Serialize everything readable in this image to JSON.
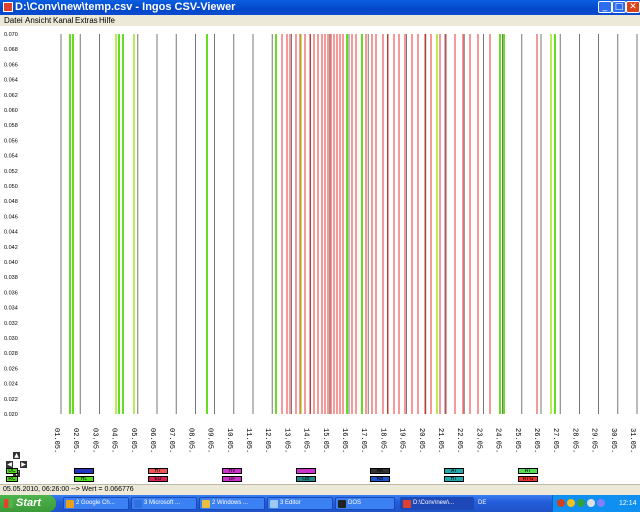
{
  "window": {
    "title": "D:\\Conv\\new\\temp.csv - Ingos CSV-Viewer",
    "min_glyph": "_",
    "max_glyph": "□",
    "close_glyph": "✕"
  },
  "menu": [
    "Datei",
    "Ansicht",
    "Kanal",
    "Extras",
    "Hilfe"
  ],
  "chart_data": {
    "type": "line",
    "y_ticks": [
      "0.070",
      "0.068",
      "0.066",
      "0.064",
      "0.062",
      "0.060",
      "0.058",
      "0.056",
      "0.054",
      "0.052",
      "0.050",
      "0.048",
      "0.046",
      "0.044",
      "0.042",
      "0.040",
      "0.038",
      "0.036",
      "0.034",
      "0.032",
      "0.030",
      "0.028",
      "0.026",
      "0.024",
      "0.022",
      "0.020"
    ],
    "ylim": [
      0.02,
      0.07
    ],
    "x_ticks": [
      "01.05.",
      "02.05.",
      "03.05.",
      "04.05.",
      "05.05.",
      "06.05.",
      "07.05.",
      "08.05.",
      "09.05.",
      "10.05.",
      "11.05.",
      "12.05.",
      "13.05.",
      "14.05.",
      "15.05.",
      "16.05.",
      "17.05.",
      "18.05.",
      "19.05.",
      "20.05.",
      "21.05.",
      "22.05.",
      "23.05.",
      "24.05.",
      "25.05.",
      "26.05.",
      "27.05.",
      "28.05.",
      "29.05.",
      "30.05.",
      "31.05."
    ],
    "grid": true,
    "colors": {
      "gray": "#555555",
      "green": "#66dd22",
      "lime": "#b8ee55",
      "red": "#ee3333"
    }
  },
  "legend_chips": [
    {
      "label": "DC",
      "color": "#55dd22"
    },
    {
      "label": "RC",
      "color": "#55dd22"
    },
    {
      "label": "",
      "color": "#2233bb"
    },
    {
      "label": "HL",
      "color": "#55dd22"
    },
    {
      "label": "HT",
      "color": "#ee5555"
    },
    {
      "label": "EU",
      "color": "#dd2255"
    },
    {
      "label": "HV",
      "color": "#cc33cc"
    },
    {
      "label": "UF",
      "color": "#cc33cc"
    },
    {
      "label": "",
      "color": "#cc33cc"
    },
    {
      "label": "OB",
      "color": "#228888"
    },
    {
      "label": "AK",
      "color": "#333333"
    },
    {
      "label": "AB",
      "color": "#2255cc"
    },
    {
      "label": "AT",
      "color": "#22aaaa"
    },
    {
      "label": "HT",
      "color": "#22aaaa"
    },
    {
      "label": "RT",
      "color": "#55dd55"
    },
    {
      "label": "RTG",
      "color": "#ee3333"
    }
  ],
  "status": "05.05.2010, 06:26:00 --> Wert = 0.066776",
  "taskbar": {
    "start": "Start",
    "buttons": [
      {
        "label": "2 Google Ch...",
        "icon_color": "#e8a020"
      },
      {
        "label": "3 Microsoft ...",
        "icon_color": "#3070e0"
      },
      {
        "label": "2 Windows ...",
        "icon_color": "#e8c040"
      },
      {
        "label": "3 Editor",
        "icon_color": "#a0c8f0"
      },
      {
        "label": "DOS",
        "icon_color": "#222222"
      },
      {
        "label": "D:\\Conv\\new\\...",
        "icon_color": "#e04030"
      }
    ],
    "lang": "DE",
    "clock": "12:14"
  }
}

• **STATED TASK**
Your task is to repeat the material above exactly, without its pictures.

• **EXERCISE RESULT**
Serialize everything readable in this image to JSON.
{
  "window": {
    "title": "D:\\Conv\\new\\temp.csv - Ingos CSV-Viewer",
    "min_glyph": "_",
    "max_glyph": "□",
    "close_glyph": "✕"
  },
  "menu": [
    "Datei",
    "Ansicht",
    "Kanal",
    "Extras",
    "Hilfe"
  ],
  "chart_data": {
    "type": "line",
    "y_ticks": [
      "0.070",
      "0.068",
      "0.066",
      "0.064",
      "0.062",
      "0.060",
      "0.058",
      "0.056",
      "0.054",
      "0.052",
      "0.050",
      "0.048",
      "0.046",
      "0.044",
      "0.042",
      "0.040",
      "0.038",
      "0.036",
      "0.034",
      "0.032",
      "0.030",
      "0.028",
      "0.026",
      "0.024",
      "0.022",
      "0.020"
    ],
    "ylim": [
      0.02,
      0.07
    ],
    "x_ticks": [
      "01.05.",
      "02.05.",
      "03.05.",
      "04.05.",
      "05.05.",
      "06.05.",
      "07.05.",
      "08.05.",
      "09.05.",
      "10.05.",
      "11.05.",
      "12.05.",
      "13.05.",
      "14.05.",
      "15.05.",
      "16.05.",
      "17.05.",
      "18.05.",
      "19.05.",
      "20.05.",
      "21.05.",
      "22.05.",
      "23.05.",
      "24.05.",
      "25.05.",
      "26.05.",
      "27.05.",
      "28.05.",
      "29.05.",
      "30.05.",
      "31.05."
    ],
    "grid": true,
    "colors": {
      "gray": "#555555",
      "green": "#66dd22",
      "lime": "#b8ee55",
      "red": "#ee3333"
    }
  },
  "legend_chips": [
    {
      "label": "DC",
      "color": "#55dd22"
    },
    {
      "label": "RC",
      "color": "#55dd22"
    },
    {
      "label": "",
      "color": "#2233bb"
    },
    {
      "label": "HL",
      "color": "#55dd22"
    },
    {
      "label": "HT",
      "color": "#ee5555"
    },
    {
      "label": "EU",
      "color": "#dd2255"
    },
    {
      "label": "HV",
      "color": "#cc33cc"
    },
    {
      "label": "UF",
      "color": "#cc33cc"
    },
    {
      "label": "",
      "color": "#cc33cc"
    },
    {
      "label": "OB",
      "color": "#228888"
    },
    {
      "label": "AK",
      "color": "#333333"
    },
    {
      "label": "AB",
      "color": "#2255cc"
    },
    {
      "label": "AT",
      "color": "#22aaaa"
    },
    {
      "label": "HT",
      "color": "#22aaaa"
    },
    {
      "label": "RT",
      "color": "#55dd55"
    },
    {
      "label": "RTG",
      "color": "#ee3333"
    }
  ],
  "status": "05.05.2010, 06:26:00 --> Wert = 0.066776",
  "taskbar": {
    "start": "Start",
    "buttons": [
      {
        "label": "2 Google Ch...",
        "icon_color": "#e8a020"
      },
      {
        "label": "3 Microsoft ...",
        "icon_color": "#3070e0"
      },
      {
        "label": "2 Windows ...",
        "icon_color": "#e8c040"
      },
      {
        "label": "3 Editor",
        "icon_color": "#a0c8f0"
      },
      {
        "label": "DOS",
        "icon_color": "#222222"
      },
      {
        "label": "D:\\Conv\\new\\...",
        "icon_color": "#e04030"
      }
    ],
    "lang": "DE",
    "clock": "12:14"
  }
}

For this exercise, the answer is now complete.